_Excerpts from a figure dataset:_

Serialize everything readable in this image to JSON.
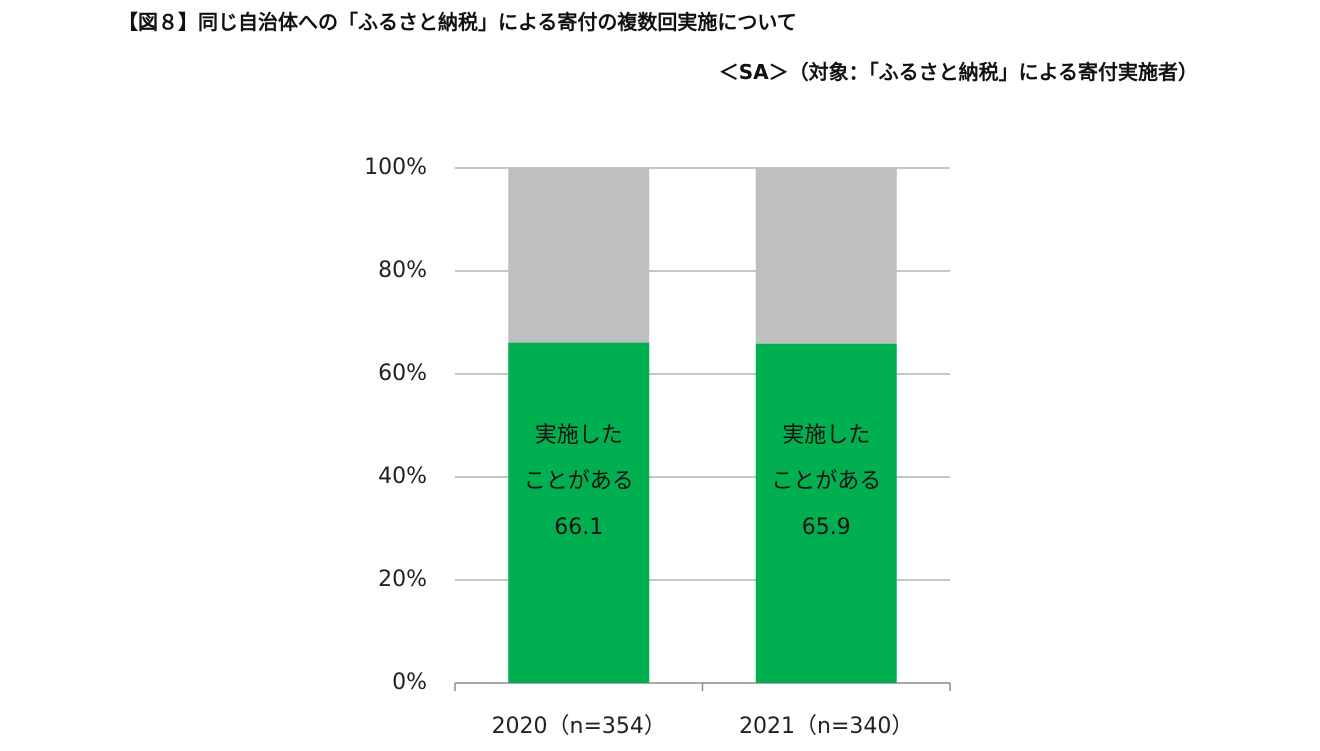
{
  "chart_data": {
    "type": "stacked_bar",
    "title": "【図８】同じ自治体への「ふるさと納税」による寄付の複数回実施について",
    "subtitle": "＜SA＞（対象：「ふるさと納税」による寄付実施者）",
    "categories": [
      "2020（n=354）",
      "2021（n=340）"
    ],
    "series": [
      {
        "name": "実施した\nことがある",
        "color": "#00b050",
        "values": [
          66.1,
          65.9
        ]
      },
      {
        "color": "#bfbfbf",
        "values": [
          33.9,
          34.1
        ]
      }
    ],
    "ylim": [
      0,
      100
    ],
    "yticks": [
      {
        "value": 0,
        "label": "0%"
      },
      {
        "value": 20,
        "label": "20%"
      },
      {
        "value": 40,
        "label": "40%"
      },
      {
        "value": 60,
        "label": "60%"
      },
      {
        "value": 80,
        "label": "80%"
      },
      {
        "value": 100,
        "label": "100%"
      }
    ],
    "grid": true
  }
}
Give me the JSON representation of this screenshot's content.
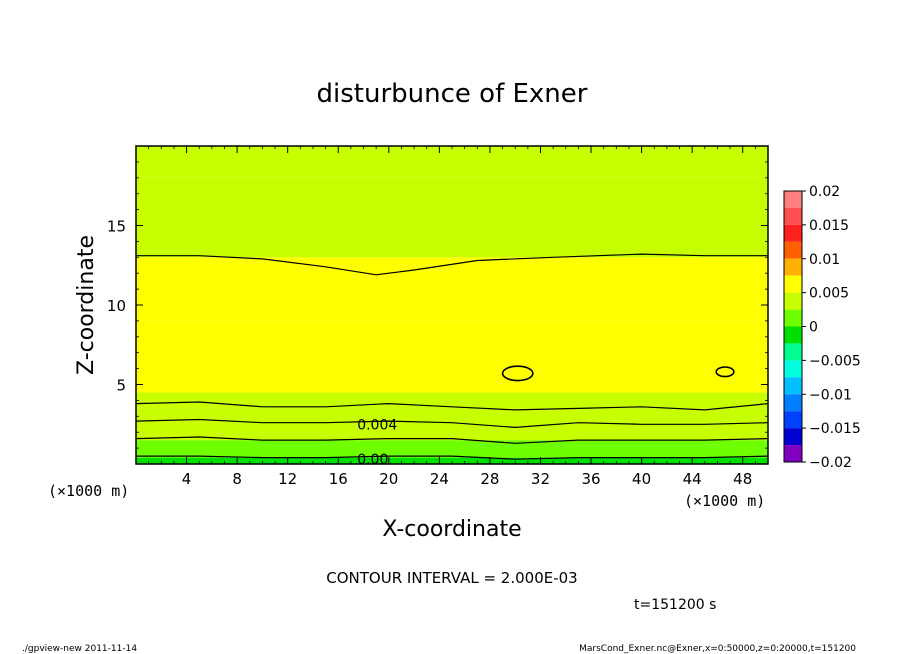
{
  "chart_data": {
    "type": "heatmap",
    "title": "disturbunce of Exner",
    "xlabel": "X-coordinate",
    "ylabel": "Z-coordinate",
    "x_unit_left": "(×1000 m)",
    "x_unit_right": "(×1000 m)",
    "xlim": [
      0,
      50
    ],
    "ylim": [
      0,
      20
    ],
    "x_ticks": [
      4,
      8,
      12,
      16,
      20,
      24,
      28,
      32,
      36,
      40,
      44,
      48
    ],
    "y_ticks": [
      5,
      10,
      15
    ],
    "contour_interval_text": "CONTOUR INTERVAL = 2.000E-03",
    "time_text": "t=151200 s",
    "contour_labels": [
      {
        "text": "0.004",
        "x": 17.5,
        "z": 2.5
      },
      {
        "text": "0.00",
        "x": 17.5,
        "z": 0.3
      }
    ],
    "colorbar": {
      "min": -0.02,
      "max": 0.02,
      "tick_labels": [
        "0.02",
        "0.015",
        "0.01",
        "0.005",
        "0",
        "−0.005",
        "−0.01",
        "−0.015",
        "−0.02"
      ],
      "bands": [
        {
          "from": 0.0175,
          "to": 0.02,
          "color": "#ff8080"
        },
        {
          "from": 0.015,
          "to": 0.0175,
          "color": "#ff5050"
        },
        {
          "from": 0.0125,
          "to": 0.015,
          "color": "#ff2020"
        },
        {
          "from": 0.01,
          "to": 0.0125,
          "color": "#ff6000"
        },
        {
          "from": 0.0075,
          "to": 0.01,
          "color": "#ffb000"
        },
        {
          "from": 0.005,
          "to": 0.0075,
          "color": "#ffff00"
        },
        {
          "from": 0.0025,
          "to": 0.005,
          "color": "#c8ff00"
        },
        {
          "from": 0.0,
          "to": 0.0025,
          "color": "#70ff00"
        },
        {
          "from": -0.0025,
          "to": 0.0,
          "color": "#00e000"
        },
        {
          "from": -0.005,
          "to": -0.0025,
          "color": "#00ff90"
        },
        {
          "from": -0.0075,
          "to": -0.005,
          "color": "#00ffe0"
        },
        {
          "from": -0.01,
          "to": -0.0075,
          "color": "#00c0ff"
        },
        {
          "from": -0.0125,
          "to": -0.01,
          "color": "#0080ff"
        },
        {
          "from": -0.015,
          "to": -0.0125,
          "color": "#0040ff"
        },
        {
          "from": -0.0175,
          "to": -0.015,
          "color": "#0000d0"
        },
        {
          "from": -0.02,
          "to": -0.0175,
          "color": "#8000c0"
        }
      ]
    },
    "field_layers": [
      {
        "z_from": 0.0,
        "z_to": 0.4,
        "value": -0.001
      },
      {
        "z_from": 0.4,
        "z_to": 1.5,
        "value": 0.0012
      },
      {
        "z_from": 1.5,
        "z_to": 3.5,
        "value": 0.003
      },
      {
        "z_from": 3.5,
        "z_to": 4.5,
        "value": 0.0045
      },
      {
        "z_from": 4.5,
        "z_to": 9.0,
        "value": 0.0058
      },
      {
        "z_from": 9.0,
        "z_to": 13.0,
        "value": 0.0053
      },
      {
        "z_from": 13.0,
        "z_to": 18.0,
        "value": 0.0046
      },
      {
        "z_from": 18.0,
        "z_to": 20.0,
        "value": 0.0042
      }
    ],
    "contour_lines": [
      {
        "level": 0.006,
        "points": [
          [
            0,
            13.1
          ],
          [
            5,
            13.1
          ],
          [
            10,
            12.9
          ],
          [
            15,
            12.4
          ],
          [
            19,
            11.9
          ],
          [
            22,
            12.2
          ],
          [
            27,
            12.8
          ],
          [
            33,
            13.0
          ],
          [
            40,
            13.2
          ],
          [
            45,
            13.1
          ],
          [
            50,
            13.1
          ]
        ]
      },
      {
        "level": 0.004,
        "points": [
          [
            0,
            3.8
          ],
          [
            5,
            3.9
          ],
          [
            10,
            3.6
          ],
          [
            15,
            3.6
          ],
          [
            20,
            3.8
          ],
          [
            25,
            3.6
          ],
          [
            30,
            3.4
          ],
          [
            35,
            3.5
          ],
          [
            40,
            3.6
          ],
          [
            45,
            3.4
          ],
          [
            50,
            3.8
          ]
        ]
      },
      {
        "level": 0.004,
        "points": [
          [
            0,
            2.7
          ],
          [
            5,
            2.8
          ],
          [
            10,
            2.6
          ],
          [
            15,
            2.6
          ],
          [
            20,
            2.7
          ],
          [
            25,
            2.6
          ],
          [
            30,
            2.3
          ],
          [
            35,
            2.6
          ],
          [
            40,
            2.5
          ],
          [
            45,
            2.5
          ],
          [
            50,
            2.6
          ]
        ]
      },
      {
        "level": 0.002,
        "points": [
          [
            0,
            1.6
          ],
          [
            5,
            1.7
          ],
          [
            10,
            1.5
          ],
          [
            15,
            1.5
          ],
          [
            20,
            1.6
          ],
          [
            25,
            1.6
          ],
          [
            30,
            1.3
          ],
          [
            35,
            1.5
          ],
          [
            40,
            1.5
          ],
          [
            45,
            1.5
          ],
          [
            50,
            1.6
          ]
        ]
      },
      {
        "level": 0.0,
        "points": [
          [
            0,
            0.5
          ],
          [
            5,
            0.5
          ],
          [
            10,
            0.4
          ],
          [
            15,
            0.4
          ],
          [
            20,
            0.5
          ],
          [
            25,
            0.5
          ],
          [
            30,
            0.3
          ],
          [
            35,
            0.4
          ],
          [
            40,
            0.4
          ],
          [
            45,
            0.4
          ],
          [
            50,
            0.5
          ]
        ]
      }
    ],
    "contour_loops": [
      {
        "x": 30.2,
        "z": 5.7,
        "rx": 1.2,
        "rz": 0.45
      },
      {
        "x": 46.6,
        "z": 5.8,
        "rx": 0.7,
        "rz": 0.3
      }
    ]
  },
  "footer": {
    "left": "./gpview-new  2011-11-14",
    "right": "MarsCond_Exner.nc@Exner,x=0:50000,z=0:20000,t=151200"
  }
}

---

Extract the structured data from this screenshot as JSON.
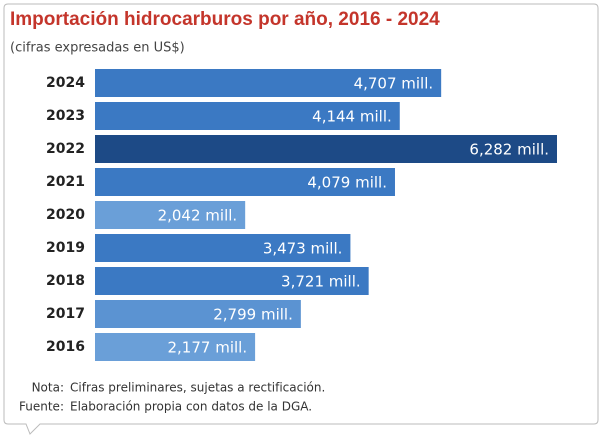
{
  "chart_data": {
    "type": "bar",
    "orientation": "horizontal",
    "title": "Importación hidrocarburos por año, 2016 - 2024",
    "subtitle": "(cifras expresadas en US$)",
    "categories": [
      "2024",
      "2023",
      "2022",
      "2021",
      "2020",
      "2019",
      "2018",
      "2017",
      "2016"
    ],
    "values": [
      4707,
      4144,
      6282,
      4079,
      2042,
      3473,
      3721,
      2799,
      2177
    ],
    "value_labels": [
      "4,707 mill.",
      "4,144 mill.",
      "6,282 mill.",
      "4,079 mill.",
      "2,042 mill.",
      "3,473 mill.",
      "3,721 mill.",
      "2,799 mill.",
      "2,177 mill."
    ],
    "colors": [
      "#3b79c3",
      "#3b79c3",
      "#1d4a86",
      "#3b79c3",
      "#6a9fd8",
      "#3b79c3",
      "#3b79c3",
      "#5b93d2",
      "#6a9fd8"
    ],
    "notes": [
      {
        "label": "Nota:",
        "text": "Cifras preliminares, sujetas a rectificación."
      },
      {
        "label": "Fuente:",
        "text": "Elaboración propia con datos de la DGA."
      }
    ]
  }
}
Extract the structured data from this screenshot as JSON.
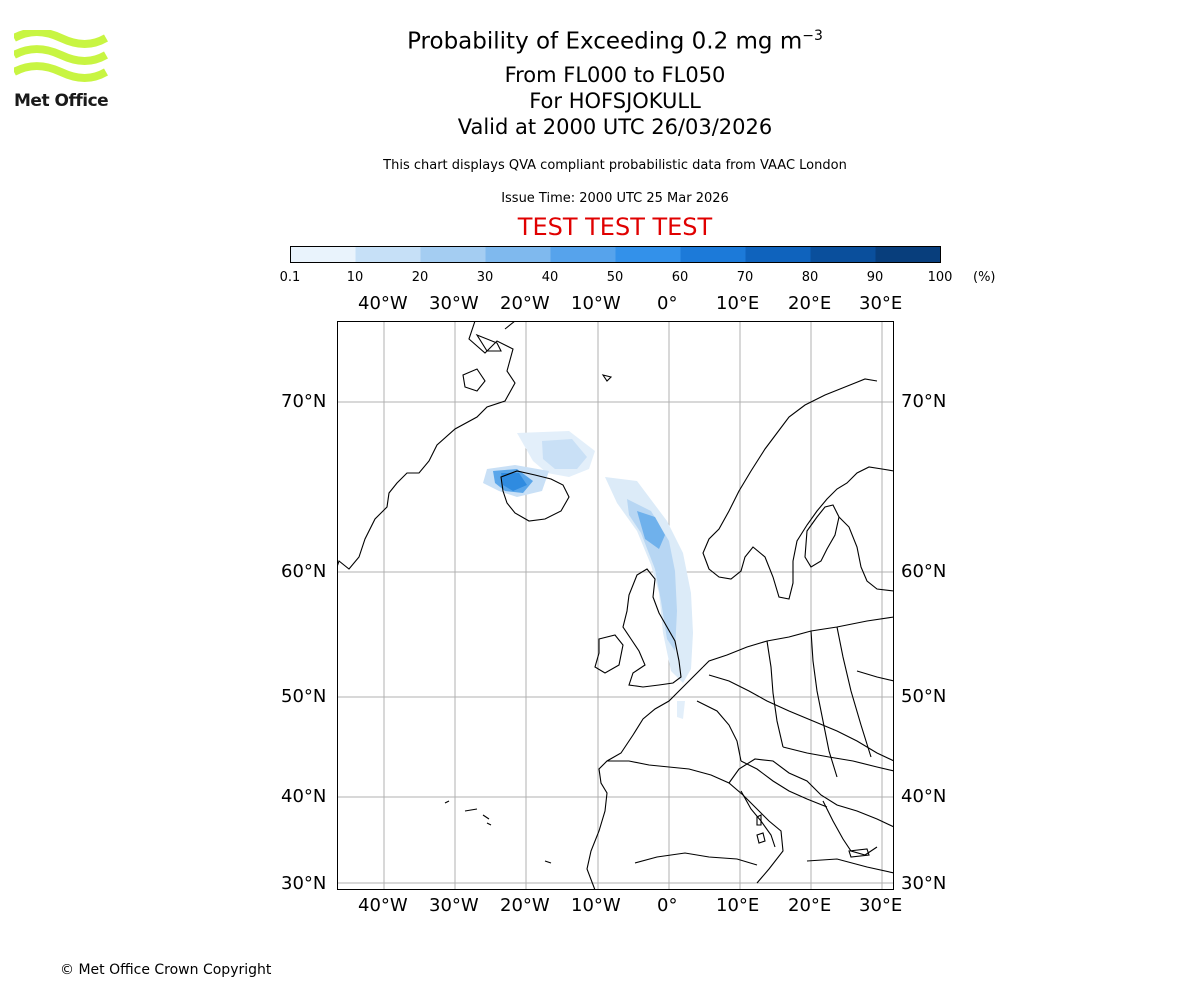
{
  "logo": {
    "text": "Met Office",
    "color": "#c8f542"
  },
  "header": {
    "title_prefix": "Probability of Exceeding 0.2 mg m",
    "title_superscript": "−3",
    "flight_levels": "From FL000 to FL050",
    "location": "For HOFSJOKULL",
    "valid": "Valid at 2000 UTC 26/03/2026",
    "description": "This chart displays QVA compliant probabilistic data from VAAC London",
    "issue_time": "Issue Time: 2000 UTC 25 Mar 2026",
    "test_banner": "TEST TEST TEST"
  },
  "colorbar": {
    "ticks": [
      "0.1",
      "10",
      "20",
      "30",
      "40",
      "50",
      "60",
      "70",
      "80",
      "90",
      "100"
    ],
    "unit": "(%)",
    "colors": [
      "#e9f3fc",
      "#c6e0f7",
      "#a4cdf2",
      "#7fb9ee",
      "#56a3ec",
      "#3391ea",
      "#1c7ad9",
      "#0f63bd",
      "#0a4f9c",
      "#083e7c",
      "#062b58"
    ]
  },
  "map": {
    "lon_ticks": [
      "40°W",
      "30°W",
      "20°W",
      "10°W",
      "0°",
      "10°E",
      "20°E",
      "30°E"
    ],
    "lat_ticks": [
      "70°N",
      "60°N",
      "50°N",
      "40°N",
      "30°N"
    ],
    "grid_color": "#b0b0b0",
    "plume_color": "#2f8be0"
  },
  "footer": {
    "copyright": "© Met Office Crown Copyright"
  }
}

--

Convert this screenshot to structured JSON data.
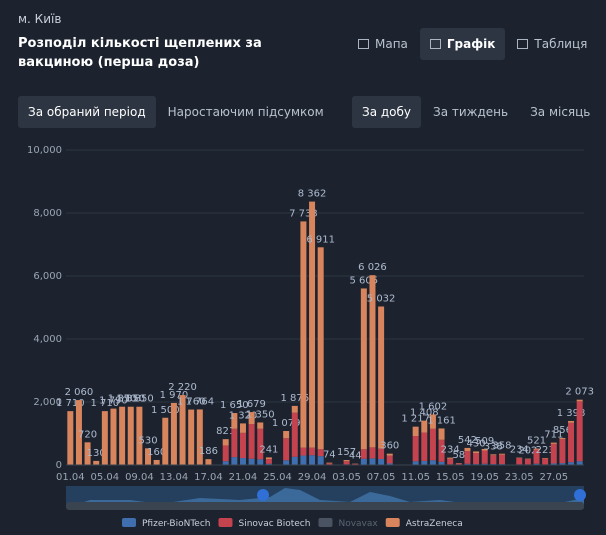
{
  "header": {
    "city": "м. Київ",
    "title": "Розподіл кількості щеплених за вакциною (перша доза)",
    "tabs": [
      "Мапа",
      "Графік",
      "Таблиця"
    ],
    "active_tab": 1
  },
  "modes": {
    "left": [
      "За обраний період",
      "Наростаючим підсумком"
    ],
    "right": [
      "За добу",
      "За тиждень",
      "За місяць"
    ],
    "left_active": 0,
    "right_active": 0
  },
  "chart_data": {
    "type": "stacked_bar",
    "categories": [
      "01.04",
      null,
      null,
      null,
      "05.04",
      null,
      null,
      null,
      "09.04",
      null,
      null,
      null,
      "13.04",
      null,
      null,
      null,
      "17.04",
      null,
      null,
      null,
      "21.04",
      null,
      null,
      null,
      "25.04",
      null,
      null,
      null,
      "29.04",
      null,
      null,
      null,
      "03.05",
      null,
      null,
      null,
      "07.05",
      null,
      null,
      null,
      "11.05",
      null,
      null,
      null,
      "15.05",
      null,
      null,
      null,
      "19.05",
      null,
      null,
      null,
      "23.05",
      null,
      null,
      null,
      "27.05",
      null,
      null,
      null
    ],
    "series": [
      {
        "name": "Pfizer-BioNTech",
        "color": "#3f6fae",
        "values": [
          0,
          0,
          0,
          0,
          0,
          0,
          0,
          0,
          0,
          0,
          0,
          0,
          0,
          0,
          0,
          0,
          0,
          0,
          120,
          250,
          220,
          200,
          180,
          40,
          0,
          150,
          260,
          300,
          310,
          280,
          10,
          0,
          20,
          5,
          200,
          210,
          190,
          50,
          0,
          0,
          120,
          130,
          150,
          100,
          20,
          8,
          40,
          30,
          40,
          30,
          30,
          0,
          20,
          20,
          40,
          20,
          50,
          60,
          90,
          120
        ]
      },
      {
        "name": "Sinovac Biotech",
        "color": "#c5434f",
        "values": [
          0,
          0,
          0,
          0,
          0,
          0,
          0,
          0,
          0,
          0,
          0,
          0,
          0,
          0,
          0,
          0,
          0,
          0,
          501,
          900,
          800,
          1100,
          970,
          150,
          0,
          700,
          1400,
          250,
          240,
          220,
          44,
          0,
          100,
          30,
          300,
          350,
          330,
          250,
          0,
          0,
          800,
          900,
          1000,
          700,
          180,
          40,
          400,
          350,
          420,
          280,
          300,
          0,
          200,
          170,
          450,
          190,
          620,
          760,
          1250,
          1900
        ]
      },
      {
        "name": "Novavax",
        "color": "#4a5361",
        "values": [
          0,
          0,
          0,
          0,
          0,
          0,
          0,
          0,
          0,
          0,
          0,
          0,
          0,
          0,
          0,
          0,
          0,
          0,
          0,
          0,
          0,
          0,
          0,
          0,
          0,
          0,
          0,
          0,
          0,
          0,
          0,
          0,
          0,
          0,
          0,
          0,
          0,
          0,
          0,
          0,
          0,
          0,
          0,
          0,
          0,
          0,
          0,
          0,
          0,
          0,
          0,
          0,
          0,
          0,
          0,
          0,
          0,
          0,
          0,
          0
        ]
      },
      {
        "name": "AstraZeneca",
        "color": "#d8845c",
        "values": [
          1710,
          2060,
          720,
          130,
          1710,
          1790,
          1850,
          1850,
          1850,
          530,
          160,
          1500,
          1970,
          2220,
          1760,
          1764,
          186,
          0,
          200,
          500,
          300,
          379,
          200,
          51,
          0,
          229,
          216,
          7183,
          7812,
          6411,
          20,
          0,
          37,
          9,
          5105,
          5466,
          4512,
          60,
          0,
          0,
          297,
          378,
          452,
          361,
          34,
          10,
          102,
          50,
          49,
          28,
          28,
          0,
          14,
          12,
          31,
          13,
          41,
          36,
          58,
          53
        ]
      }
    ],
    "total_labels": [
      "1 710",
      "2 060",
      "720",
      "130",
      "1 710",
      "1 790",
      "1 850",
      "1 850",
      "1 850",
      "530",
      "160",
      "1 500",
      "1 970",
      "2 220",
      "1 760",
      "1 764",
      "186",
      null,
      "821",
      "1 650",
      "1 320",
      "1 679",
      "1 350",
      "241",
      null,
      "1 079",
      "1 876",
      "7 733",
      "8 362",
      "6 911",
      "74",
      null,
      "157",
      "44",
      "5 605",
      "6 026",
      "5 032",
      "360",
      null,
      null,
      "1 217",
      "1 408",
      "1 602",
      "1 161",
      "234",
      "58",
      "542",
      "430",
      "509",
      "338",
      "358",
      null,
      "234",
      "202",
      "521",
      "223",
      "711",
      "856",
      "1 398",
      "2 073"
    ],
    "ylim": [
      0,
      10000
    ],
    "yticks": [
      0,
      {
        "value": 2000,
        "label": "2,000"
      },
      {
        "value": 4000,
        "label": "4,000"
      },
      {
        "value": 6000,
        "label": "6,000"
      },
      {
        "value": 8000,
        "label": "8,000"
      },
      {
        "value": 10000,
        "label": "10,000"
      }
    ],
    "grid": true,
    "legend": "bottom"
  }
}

_TASK PROMPT:_ All lines of the data above that include the word "JSON" must be shown.

_TASK OUTPUT:_
Serialize everything readable in this image to JSON.
Give me the JSON representation of this screenshot's content.
Extract the structured data from this screenshot as JSON.
Extract the structured data from this screenshot as JSON.
Convert this screenshot to structured JSON data.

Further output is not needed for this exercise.